======== Given entries

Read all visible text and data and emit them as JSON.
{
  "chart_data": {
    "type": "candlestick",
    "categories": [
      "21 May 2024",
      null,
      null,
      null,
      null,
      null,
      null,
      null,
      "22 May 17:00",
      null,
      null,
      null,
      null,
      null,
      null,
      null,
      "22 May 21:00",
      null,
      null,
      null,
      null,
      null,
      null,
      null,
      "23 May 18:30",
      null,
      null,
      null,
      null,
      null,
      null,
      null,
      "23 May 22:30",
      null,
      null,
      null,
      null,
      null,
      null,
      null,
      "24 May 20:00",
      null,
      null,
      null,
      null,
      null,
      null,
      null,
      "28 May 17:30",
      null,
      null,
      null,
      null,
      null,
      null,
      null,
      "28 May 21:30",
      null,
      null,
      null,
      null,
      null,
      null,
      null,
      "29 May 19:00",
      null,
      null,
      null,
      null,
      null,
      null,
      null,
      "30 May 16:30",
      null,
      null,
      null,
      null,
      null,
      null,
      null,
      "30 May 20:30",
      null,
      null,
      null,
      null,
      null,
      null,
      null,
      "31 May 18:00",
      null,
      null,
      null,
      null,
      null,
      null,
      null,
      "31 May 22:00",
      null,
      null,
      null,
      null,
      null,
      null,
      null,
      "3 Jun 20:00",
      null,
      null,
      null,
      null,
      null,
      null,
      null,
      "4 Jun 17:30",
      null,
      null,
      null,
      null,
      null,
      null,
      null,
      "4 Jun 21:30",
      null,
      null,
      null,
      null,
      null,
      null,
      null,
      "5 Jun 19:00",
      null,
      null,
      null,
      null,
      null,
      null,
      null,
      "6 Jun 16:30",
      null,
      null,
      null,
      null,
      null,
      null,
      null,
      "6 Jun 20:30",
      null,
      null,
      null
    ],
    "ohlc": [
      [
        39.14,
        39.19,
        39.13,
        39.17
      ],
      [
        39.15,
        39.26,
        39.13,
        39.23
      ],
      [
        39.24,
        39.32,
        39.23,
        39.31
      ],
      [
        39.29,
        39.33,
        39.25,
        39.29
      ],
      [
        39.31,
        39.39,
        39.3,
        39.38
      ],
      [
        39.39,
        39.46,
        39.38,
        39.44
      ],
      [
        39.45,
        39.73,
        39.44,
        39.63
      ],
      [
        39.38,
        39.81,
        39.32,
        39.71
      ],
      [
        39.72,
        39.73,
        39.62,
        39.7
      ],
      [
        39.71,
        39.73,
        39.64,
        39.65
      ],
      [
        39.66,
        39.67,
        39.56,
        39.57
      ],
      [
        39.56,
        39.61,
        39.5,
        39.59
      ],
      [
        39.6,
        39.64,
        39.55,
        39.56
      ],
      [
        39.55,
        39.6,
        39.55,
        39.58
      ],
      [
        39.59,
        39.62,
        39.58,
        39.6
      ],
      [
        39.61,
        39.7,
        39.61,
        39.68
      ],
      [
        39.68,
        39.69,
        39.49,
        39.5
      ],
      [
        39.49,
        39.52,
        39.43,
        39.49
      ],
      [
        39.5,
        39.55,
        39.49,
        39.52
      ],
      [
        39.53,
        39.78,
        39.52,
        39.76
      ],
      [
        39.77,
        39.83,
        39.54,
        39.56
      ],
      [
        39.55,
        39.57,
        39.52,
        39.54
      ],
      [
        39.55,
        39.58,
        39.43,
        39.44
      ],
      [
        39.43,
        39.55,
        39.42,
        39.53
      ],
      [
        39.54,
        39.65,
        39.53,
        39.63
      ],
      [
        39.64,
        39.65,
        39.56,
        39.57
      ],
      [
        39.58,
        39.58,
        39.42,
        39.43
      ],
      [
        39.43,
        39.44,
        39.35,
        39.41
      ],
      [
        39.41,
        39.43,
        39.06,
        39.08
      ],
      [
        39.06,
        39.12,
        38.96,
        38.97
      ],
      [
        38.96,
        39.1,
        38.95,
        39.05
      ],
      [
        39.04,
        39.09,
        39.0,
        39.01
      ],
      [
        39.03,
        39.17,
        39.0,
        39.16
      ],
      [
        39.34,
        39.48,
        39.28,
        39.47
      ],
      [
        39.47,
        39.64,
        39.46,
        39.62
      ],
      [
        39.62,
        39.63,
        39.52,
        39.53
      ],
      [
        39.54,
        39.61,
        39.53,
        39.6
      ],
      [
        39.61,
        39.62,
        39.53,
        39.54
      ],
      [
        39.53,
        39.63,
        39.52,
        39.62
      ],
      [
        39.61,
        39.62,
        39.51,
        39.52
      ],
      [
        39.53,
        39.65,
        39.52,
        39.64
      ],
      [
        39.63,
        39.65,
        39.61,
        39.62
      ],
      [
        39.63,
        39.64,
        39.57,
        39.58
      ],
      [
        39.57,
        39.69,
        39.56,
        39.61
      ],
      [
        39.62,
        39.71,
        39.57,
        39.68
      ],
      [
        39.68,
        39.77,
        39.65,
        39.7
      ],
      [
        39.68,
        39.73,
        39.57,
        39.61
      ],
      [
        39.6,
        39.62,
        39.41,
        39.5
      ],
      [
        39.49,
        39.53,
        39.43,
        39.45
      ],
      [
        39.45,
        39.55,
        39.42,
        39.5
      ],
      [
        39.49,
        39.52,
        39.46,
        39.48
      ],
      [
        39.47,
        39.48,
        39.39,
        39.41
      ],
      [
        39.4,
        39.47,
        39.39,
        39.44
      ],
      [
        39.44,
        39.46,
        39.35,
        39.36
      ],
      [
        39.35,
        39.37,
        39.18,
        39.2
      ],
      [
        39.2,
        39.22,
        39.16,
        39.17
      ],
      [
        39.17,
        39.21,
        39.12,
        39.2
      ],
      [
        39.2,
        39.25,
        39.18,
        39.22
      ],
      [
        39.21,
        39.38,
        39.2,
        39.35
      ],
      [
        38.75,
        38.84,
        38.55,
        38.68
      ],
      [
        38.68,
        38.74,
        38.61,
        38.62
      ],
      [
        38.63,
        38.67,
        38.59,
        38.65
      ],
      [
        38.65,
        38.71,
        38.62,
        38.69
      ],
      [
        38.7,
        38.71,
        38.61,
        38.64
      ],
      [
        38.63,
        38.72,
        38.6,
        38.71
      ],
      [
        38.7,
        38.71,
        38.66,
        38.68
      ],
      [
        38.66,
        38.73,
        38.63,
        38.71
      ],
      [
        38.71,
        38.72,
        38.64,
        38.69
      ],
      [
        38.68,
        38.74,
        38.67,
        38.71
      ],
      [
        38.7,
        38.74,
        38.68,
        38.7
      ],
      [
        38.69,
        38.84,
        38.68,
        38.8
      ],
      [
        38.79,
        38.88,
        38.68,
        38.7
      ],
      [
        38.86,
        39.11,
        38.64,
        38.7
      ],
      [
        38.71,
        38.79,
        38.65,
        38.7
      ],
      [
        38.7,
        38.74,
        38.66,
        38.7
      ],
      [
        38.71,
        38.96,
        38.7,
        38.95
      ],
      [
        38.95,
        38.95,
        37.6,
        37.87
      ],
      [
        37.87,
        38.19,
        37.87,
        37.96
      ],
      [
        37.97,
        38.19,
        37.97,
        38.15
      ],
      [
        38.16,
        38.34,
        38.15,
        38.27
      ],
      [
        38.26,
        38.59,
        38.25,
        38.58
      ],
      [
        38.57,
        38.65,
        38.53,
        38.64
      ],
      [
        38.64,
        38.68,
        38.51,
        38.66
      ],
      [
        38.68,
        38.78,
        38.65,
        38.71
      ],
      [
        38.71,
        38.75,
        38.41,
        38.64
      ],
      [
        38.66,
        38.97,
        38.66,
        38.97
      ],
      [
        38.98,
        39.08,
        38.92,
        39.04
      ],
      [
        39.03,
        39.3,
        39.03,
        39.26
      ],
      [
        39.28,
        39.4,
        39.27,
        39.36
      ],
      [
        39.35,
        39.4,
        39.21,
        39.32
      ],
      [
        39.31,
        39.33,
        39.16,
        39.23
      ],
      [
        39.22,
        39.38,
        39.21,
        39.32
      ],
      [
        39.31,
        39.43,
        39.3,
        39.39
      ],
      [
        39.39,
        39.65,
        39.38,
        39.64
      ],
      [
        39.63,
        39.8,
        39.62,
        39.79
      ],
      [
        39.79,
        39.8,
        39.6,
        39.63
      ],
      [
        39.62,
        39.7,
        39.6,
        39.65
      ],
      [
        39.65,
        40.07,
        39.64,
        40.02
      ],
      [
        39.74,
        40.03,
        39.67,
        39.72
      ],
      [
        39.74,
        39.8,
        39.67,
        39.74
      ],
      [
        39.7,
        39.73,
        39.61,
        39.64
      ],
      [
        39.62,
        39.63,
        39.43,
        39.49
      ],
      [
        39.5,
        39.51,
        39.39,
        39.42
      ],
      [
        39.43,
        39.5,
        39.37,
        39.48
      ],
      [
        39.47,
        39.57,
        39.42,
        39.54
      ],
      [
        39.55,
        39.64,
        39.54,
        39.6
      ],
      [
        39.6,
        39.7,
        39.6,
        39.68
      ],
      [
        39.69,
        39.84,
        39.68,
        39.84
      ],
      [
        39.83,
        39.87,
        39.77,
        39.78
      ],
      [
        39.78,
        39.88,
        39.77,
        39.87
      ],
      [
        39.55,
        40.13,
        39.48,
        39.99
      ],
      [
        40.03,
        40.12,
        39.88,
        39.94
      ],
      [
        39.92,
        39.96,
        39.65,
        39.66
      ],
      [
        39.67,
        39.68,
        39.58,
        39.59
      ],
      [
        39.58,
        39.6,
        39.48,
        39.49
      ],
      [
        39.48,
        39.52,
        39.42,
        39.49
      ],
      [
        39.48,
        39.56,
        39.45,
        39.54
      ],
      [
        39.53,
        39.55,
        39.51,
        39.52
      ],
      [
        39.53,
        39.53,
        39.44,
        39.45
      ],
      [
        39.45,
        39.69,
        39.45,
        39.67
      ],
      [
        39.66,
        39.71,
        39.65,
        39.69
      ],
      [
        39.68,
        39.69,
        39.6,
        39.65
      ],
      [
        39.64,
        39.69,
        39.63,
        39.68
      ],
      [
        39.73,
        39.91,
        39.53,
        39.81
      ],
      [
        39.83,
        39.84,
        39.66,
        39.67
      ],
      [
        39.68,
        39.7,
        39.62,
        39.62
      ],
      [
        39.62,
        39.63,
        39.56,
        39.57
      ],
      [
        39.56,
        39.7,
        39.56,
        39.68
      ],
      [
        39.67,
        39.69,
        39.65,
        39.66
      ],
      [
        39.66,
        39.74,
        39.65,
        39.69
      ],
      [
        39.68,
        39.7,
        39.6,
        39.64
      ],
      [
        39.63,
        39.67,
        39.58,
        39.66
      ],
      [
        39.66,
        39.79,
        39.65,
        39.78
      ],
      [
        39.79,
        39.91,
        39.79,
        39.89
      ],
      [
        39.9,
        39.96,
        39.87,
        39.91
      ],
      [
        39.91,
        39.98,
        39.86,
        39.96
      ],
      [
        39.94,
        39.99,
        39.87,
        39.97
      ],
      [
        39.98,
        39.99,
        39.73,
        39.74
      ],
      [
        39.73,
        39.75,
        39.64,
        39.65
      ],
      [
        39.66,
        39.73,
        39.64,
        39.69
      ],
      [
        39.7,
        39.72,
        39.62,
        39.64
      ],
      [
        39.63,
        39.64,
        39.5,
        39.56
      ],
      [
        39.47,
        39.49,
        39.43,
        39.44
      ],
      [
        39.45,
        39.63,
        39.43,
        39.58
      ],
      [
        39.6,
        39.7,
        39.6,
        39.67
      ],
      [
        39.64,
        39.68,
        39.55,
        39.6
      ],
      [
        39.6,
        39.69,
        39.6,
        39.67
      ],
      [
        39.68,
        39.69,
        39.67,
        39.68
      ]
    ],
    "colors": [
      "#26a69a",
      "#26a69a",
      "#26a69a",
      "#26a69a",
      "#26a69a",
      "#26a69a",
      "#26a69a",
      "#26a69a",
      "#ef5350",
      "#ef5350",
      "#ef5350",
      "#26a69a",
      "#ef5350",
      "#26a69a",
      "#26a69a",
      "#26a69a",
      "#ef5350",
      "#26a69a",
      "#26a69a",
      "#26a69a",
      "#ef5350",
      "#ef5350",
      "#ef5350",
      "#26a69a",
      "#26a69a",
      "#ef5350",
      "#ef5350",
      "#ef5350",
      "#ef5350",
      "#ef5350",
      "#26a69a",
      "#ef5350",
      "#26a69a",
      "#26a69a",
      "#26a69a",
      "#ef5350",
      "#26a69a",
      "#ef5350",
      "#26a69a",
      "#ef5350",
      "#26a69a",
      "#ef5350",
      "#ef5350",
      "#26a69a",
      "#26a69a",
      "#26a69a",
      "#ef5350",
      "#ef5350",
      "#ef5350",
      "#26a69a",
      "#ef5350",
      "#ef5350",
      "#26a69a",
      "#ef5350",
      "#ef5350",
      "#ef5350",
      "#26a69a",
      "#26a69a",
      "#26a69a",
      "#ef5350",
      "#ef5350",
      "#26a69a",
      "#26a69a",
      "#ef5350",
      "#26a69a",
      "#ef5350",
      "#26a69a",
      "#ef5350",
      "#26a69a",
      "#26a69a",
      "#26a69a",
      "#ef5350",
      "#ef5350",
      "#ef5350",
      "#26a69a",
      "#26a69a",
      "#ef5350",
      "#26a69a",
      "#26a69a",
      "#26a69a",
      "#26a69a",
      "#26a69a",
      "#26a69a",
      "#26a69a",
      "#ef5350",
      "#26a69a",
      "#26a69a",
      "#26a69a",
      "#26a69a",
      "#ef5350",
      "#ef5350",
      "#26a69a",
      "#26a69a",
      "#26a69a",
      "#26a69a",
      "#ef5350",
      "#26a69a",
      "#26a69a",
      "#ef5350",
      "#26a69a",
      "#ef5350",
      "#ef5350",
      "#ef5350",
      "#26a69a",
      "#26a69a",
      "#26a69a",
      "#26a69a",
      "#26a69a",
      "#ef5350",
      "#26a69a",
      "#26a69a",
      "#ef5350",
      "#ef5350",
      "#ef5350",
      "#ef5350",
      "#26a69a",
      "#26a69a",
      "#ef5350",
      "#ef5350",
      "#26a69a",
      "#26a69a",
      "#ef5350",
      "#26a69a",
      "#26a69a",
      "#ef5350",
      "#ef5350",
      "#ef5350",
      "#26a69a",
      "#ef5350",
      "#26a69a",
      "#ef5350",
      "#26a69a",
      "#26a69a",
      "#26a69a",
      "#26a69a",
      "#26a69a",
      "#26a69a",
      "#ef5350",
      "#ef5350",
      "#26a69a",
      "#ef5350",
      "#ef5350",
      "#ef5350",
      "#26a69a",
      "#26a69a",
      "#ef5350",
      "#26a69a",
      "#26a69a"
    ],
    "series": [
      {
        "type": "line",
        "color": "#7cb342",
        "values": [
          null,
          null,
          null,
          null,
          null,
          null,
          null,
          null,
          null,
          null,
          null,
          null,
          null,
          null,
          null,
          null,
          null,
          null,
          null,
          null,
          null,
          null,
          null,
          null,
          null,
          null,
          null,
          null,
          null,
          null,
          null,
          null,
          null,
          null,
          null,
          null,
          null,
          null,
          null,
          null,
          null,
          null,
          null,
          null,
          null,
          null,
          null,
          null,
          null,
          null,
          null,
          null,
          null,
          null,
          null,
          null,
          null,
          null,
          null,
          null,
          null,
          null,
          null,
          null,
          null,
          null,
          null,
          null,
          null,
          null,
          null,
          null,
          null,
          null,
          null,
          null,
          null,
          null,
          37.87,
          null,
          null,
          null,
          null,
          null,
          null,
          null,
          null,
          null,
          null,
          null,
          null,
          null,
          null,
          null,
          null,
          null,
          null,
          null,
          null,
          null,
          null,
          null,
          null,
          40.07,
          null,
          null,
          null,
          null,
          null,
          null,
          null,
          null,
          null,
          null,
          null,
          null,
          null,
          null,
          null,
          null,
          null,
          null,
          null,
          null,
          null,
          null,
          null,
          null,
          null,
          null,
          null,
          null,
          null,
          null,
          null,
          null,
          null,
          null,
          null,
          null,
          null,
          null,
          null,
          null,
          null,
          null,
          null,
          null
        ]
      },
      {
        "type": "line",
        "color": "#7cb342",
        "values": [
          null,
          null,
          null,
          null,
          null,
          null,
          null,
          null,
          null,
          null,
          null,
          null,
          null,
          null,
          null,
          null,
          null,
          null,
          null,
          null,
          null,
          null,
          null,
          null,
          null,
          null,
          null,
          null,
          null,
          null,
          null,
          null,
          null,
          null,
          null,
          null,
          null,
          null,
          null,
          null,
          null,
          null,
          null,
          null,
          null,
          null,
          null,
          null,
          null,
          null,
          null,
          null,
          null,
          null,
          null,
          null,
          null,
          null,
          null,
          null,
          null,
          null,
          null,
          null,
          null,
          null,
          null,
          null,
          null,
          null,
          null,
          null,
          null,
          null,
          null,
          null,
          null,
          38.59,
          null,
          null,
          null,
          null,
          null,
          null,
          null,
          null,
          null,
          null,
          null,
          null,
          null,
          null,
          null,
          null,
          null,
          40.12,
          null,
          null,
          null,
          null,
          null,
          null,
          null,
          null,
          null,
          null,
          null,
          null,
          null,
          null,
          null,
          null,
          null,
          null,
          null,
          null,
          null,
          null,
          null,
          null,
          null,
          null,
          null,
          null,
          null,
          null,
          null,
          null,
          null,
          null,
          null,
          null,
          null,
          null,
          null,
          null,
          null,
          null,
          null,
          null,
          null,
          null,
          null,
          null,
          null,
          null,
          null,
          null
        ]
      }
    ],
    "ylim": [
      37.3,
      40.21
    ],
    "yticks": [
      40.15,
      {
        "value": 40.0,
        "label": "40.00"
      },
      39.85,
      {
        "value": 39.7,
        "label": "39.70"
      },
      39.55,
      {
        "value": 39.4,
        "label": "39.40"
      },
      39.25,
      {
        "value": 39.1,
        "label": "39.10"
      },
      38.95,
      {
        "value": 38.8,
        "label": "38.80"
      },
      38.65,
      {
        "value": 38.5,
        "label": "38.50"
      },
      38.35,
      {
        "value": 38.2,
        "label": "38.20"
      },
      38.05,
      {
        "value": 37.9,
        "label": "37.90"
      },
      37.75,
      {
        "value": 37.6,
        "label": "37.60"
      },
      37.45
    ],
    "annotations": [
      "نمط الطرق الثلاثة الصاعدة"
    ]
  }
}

================

Give the number of lines in the records that contain the string "label", with no other output.

9